## What to produce:
Exact repetition is required: output every record in full.

## Information given:
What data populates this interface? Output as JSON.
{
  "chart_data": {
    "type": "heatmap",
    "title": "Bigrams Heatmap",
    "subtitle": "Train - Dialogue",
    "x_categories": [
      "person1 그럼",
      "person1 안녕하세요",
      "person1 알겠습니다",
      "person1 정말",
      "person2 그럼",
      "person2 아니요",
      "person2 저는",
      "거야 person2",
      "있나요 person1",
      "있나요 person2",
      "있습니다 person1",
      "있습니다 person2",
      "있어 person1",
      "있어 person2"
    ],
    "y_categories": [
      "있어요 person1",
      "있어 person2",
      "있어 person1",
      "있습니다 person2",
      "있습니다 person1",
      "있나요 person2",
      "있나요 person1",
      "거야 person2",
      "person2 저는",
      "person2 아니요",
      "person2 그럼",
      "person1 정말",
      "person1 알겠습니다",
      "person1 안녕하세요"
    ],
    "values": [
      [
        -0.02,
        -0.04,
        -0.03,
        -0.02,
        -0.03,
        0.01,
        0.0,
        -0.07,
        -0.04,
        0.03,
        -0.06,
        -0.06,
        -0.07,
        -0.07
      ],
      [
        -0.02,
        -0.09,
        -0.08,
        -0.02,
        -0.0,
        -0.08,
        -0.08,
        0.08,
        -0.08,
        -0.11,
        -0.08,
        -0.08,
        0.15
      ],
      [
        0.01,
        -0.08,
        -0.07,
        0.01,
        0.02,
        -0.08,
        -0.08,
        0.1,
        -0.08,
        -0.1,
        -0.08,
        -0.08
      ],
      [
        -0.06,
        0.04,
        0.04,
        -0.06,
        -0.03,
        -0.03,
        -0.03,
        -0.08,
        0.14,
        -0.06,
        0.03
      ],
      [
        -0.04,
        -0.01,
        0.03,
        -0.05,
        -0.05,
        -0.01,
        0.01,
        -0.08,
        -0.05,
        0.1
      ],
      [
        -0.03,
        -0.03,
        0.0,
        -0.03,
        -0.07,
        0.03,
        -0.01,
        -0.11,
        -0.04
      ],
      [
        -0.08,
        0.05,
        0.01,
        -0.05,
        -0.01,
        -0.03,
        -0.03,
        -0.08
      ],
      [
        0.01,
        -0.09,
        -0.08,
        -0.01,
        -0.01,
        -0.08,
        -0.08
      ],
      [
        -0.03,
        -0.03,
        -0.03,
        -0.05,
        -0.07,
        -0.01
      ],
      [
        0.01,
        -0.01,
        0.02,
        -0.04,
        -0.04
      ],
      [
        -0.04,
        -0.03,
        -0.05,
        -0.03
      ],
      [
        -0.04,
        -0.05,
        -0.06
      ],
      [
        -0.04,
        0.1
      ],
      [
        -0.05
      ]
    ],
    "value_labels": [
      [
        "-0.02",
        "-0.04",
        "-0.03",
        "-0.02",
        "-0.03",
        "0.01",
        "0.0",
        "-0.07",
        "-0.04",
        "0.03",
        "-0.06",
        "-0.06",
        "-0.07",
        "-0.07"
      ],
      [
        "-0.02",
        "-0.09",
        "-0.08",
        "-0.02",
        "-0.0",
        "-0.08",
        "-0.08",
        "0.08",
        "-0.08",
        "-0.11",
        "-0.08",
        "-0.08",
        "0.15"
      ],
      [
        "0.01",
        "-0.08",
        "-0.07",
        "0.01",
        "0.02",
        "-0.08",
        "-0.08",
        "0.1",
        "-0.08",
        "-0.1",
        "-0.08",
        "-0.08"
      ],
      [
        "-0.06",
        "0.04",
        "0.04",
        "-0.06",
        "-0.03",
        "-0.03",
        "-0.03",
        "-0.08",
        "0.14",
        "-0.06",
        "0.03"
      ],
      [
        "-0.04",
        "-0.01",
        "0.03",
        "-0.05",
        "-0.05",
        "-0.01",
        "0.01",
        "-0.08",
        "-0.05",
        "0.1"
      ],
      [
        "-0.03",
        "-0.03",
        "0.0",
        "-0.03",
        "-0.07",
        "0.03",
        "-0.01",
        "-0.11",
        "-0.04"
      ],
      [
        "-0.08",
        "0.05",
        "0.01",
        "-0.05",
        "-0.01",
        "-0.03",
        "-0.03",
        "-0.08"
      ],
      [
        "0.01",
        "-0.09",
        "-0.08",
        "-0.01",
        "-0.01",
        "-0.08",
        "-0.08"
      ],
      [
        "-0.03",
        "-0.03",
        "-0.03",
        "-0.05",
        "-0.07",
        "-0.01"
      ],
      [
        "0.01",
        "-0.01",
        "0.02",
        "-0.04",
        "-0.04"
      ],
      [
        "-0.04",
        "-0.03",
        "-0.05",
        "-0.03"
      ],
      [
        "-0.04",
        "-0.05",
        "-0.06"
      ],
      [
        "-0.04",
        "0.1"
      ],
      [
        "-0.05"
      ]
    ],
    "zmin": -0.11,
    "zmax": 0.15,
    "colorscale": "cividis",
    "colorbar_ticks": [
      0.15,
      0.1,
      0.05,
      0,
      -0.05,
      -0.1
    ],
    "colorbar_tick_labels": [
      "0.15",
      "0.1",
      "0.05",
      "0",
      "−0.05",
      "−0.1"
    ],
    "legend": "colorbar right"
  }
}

## Answer to this task:
What data populates this interface? Output as JSON.
{
  "chart_data": {
    "type": "heatmap",
    "title": "Bigrams Heatmap",
    "subtitle": "Train - Dialogue",
    "x_categories": [
      "person1 그럼",
      "person1 안녕하세요",
      "person1 알겠습니다",
      "person1 정말",
      "person2 그럼",
      "person2 아니요",
      "person2 저는",
      "거야 person2",
      "있나요 person1",
      "있나요 person2",
      "있습니다 person1",
      "있습니다 person2",
      "있어 person1",
      "있어 person2"
    ],
    "y_categories": [
      "있어요 person1",
      "있어 person2",
      "있어 person1",
      "있습니다 person2",
      "있습니다 person1",
      "있나요 person2",
      "있나요 person1",
      "거야 person2",
      "person2 저는",
      "person2 아니요",
      "person2 그럼",
      "person1 정말",
      "person1 알겠습니다",
      "person1 안녕하세요"
    ],
    "values": [
      [
        -0.02,
        -0.04,
        -0.03,
        -0.02,
        -0.03,
        0.01,
        0.0,
        -0.07,
        -0.04,
        0.03,
        -0.06,
        -0.06,
        -0.07,
        -0.07
      ],
      [
        -0.02,
        -0.09,
        -0.08,
        -0.02,
        -0.0,
        -0.08,
        -0.08,
        0.08,
        -0.08,
        -0.11,
        -0.08,
        -0.08,
        0.15
      ],
      [
        0.01,
        -0.08,
        -0.07,
        0.01,
        0.02,
        -0.08,
        -0.08,
        0.1,
        -0.08,
        -0.1,
        -0.08,
        -0.08
      ],
      [
        -0.06,
        0.04,
        0.04,
        -0.06,
        -0.03,
        -0.03,
        -0.03,
        -0.08,
        0.14,
        -0.06,
        0.03
      ],
      [
        -0.04,
        -0.01,
        0.03,
        -0.05,
        -0.05,
        -0.01,
        0.01,
        -0.08,
        -0.05,
        0.1
      ],
      [
        -0.03,
        -0.03,
        0.0,
        -0.03,
        -0.07,
        0.03,
        -0.01,
        -0.11,
        -0.04
      ],
      [
        -0.08,
        0.05,
        0.01,
        -0.05,
        -0.01,
        -0.03,
        -0.03,
        -0.08
      ],
      [
        0.01,
        -0.09,
        -0.08,
        -0.01,
        -0.01,
        -0.08,
        -0.08
      ],
      [
        -0.03,
        -0.03,
        -0.03,
        -0.05,
        -0.07,
        -0.01
      ],
      [
        0.01,
        -0.01,
        0.02,
        -0.04,
        -0.04
      ],
      [
        -0.04,
        -0.03,
        -0.05,
        -0.03
      ],
      [
        -0.04,
        -0.05,
        -0.06
      ],
      [
        -0.04,
        0.1
      ],
      [
        -0.05
      ]
    ],
    "value_labels": [
      [
        "-0.02",
        "-0.04",
        "-0.03",
        "-0.02",
        "-0.03",
        "0.01",
        "0.0",
        "-0.07",
        "-0.04",
        "0.03",
        "-0.06",
        "-0.06",
        "-0.07",
        "-0.07"
      ],
      [
        "-0.02",
        "-0.09",
        "-0.08",
        "-0.02",
        "-0.0",
        "-0.08",
        "-0.08",
        "0.08",
        "-0.08",
        "-0.11",
        "-0.08",
        "-0.08",
        "0.15"
      ],
      [
        "0.01",
        "-0.08",
        "-0.07",
        "0.01",
        "0.02",
        "-0.08",
        "-0.08",
        "0.1",
        "-0.08",
        "-0.1",
        "-0.08",
        "-0.08"
      ],
      [
        "-0.06",
        "0.04",
        "0.04",
        "-0.06",
        "-0.03",
        "-0.03",
        "-0.03",
        "-0.08",
        "0.14",
        "-0.06",
        "0.03"
      ],
      [
        "-0.04",
        "-0.01",
        "0.03",
        "-0.05",
        "-0.05",
        "-0.01",
        "0.01",
        "-0.08",
        "-0.05",
        "0.1"
      ],
      [
        "-0.03",
        "-0.03",
        "0.0",
        "-0.03",
        "-0.07",
        "0.03",
        "-0.01",
        "-0.11",
        "-0.04"
      ],
      [
        "-0.08",
        "0.05",
        "0.01",
        "-0.05",
        "-0.01",
        "-0.03",
        "-0.03",
        "-0.08"
      ],
      [
        "0.01",
        "-0.09",
        "-0.08",
        "-0.01",
        "-0.01",
        "-0.08",
        "-0.08"
      ],
      [
        "-0.03",
        "-0.03",
        "-0.03",
        "-0.05",
        "-0.07",
        "-0.01"
      ],
      [
        "0.01",
        "-0.01",
        "0.02",
        "-0.04",
        "-0.04"
      ],
      [
        "-0.04",
        "-0.03",
        "-0.05",
        "-0.03"
      ],
      [
        "-0.04",
        "-0.05",
        "-0.06"
      ],
      [
        "-0.04",
        "0.1"
      ],
      [
        "-0.05"
      ]
    ],
    "zmin": -0.11,
    "zmax": 0.15,
    "colorscale": "cividis",
    "colorbar_ticks": [
      0.15,
      0.1,
      0.05,
      0,
      -0.05,
      -0.1
    ],
    "colorbar_tick_labels": [
      "0.15",
      "0.1",
      "0.05",
      "0",
      "−0.05",
      "−0.1"
    ],
    "legend": "colorbar right"
  }
}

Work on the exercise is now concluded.